**Do this**
Output each line exactly as it appears, skipping any embedded picture.

**Data shown**
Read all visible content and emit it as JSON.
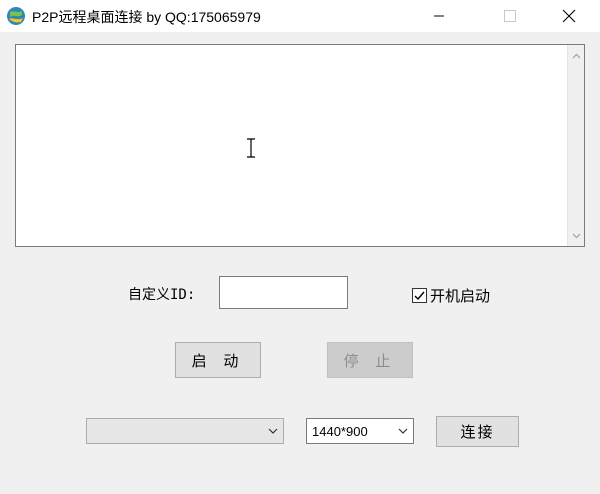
{
  "window": {
    "title": "P2P远程桌面连接 by QQ:175065979"
  },
  "log": {
    "text": ""
  },
  "form": {
    "id_label": "自定义ID:",
    "id_value": "",
    "autostart_label": "开机启动",
    "autostart_checked": true
  },
  "buttons": {
    "start_label": "启 动",
    "stop_label": "停 止",
    "connect_label": "连接"
  },
  "connect": {
    "peer_selected": "",
    "resolution_selected": "1440*900"
  },
  "colors": {
    "window_bg": "#f0f0f0",
    "disabled_button_bg": "#cccccc",
    "disabled_text": "#8d8d8d"
  }
}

**The solution**
Read all visible content and emit it as JSON.
{
  "window": {
    "title": "P2P远程桌面连接 by QQ:175065979"
  },
  "log": {
    "text": ""
  },
  "form": {
    "id_label": "自定义ID:",
    "id_value": "",
    "autostart_label": "开机启动",
    "autostart_checked": true
  },
  "buttons": {
    "start_label": "启 动",
    "stop_label": "停 止",
    "connect_label": "连接"
  },
  "connect": {
    "peer_selected": "",
    "resolution_selected": "1440*900"
  },
  "colors": {
    "window_bg": "#f0f0f0",
    "disabled_button_bg": "#cccccc",
    "disabled_text": "#8d8d8d"
  }
}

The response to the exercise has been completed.